> The exercise: Write out all records as given; omit images.

Stored data:
========================================

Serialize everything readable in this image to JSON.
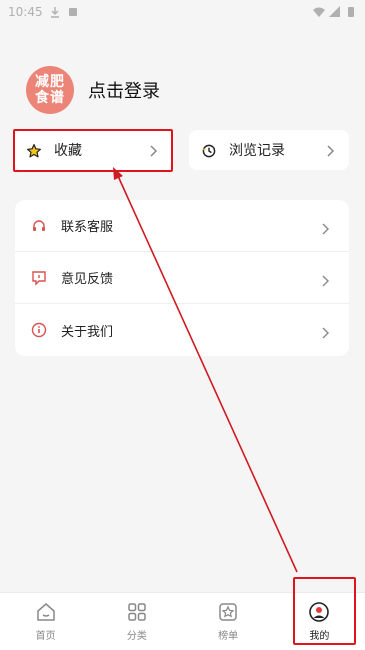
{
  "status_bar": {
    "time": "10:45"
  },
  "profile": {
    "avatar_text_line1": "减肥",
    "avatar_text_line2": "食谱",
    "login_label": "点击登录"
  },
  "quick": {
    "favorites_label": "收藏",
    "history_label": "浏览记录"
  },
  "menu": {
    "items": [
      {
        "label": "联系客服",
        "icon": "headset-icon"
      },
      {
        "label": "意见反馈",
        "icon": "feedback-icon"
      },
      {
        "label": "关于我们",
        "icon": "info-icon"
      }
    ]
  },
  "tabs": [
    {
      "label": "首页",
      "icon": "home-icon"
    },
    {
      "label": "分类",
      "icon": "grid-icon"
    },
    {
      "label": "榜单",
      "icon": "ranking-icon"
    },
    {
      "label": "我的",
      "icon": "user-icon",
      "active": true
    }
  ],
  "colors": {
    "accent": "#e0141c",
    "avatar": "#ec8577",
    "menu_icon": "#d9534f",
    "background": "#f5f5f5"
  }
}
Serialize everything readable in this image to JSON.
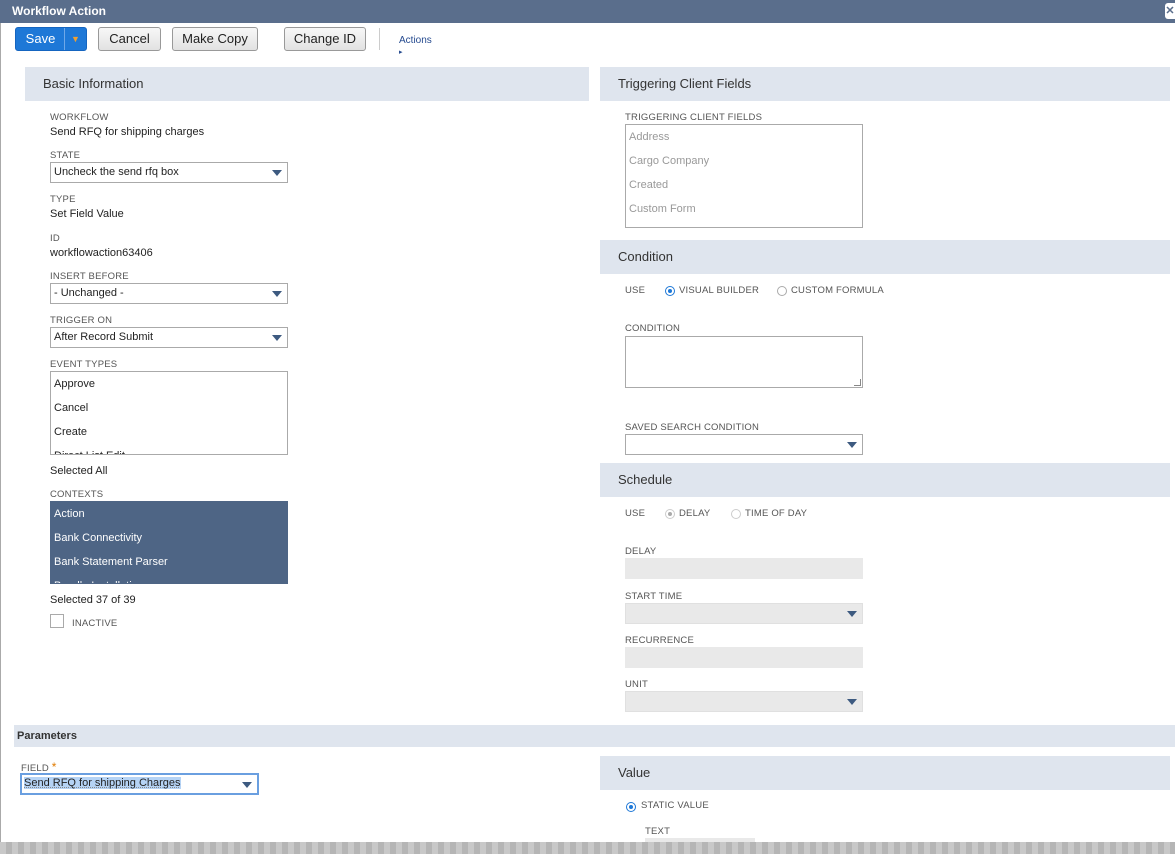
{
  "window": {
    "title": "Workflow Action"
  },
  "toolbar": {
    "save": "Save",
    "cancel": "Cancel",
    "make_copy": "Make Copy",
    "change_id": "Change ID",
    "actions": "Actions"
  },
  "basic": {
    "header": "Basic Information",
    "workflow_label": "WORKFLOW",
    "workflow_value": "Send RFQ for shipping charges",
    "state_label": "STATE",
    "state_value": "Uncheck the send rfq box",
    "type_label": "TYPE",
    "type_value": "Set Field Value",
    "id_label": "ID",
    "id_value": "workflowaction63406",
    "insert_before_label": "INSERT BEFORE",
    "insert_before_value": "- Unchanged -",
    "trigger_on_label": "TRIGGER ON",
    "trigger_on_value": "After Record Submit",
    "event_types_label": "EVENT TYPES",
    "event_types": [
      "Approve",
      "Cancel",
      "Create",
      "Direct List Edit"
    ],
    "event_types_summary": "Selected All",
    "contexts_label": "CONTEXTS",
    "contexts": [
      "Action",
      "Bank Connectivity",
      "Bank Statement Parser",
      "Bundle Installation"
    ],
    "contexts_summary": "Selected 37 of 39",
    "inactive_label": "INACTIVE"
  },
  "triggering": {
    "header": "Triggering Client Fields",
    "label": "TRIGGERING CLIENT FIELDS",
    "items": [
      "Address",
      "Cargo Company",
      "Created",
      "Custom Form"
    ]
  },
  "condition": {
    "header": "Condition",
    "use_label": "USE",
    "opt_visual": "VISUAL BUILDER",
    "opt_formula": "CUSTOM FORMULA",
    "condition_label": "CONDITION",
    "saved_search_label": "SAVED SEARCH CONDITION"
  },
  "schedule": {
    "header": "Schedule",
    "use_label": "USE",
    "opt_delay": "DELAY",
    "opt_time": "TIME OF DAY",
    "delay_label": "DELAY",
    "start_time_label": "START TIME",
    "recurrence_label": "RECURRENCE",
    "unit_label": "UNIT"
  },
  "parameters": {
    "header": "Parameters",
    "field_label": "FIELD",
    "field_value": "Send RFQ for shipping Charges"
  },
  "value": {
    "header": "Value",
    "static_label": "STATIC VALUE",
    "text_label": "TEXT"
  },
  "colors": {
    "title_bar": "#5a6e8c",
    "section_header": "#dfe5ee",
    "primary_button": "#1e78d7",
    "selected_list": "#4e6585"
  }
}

========================================

> Response below:
Serialize everything readable in this image to JSON.
{
  "status_bar": {
    "time": "10:45"
  },
  "profile": {
    "avatar_text_line1": "减肥",
    "avatar_text_line2": "食谱",
    "login_label": "点击登录"
  },
  "quick": {
    "favorites_label": "收藏",
    "history_label": "浏览记录"
  },
  "menu": {
    "items": [
      {
        "label": "联系客服",
        "icon": "headset-icon"
      },
      {
        "label": "意见反馈",
        "icon": "feedback-icon"
      },
      {
        "label": "关于我们",
        "icon": "info-icon"
      }
    ]
  },
  "tabs": [
    {
      "label": "首页",
      "icon": "home-icon"
    },
    {
      "label": "分类",
      "icon": "grid-icon"
    },
    {
      "label": "榜单",
      "icon": "ranking-icon"
    },
    {
      "label": "我的",
      "icon": "user-icon",
      "active": true
    }
  ],
  "colors": {
    "accent": "#e0141c",
    "avatar": "#ec8577",
    "menu_icon": "#d9534f",
    "background": "#f5f5f5"
  }
}
Serialize everything readable in this image to JSON.
{
  "window": {
    "title": "Workflow Action"
  },
  "toolbar": {
    "save": "Save",
    "cancel": "Cancel",
    "make_copy": "Make Copy",
    "change_id": "Change ID",
    "actions": "Actions"
  },
  "basic": {
    "header": "Basic Information",
    "workflow_label": "WORKFLOW",
    "workflow_value": "Send RFQ for shipping charges",
    "state_label": "STATE",
    "state_value": "Uncheck the send rfq box",
    "type_label": "TYPE",
    "type_value": "Set Field Value",
    "id_label": "ID",
    "id_value": "workflowaction63406",
    "insert_before_label": "INSERT BEFORE",
    "insert_before_value": "- Unchanged -",
    "trigger_on_label": "TRIGGER ON",
    "trigger_on_value": "After Record Submit",
    "event_types_label": "EVENT TYPES",
    "event_types": [
      "Approve",
      "Cancel",
      "Create",
      "Direct List Edit"
    ],
    "event_types_summary": "Selected All",
    "contexts_label": "CONTEXTS",
    "contexts": [
      "Action",
      "Bank Connectivity",
      "Bank Statement Parser",
      "Bundle Installation"
    ],
    "contexts_summary": "Selected 37 of 39",
    "inactive_label": "INACTIVE"
  },
  "triggering": {
    "header": "Triggering Client Fields",
    "label": "TRIGGERING CLIENT FIELDS",
    "items": [
      "Address",
      "Cargo Company",
      "Created",
      "Custom Form"
    ]
  },
  "condition": {
    "header": "Condition",
    "use_label": "USE",
    "opt_visual": "VISUAL BUILDER",
    "opt_formula": "CUSTOM FORMULA",
    "condition_label": "CONDITION",
    "saved_search_label": "SAVED SEARCH CONDITION"
  },
  "schedule": {
    "header": "Schedule",
    "use_label": "USE",
    "opt_delay": "DELAY",
    "opt_time": "TIME OF DAY",
    "delay_label": "DELAY",
    "start_time_label": "START TIME",
    "recurrence_label": "RECURRENCE",
    "unit_label": "UNIT"
  },
  "parameters": {
    "header": "Parameters",
    "field_label": "FIELD",
    "field_value": "Send RFQ for shipping Charges"
  },
  "value": {
    "header": "Value",
    "static_label": "STATIC VALUE",
    "text_label": "TEXT"
  },
  "colors": {
    "title_bar": "#5a6e8c",
    "section_header": "#dfe5ee",
    "primary_button": "#1e78d7",
    "selected_list": "#4e6585"
  }
}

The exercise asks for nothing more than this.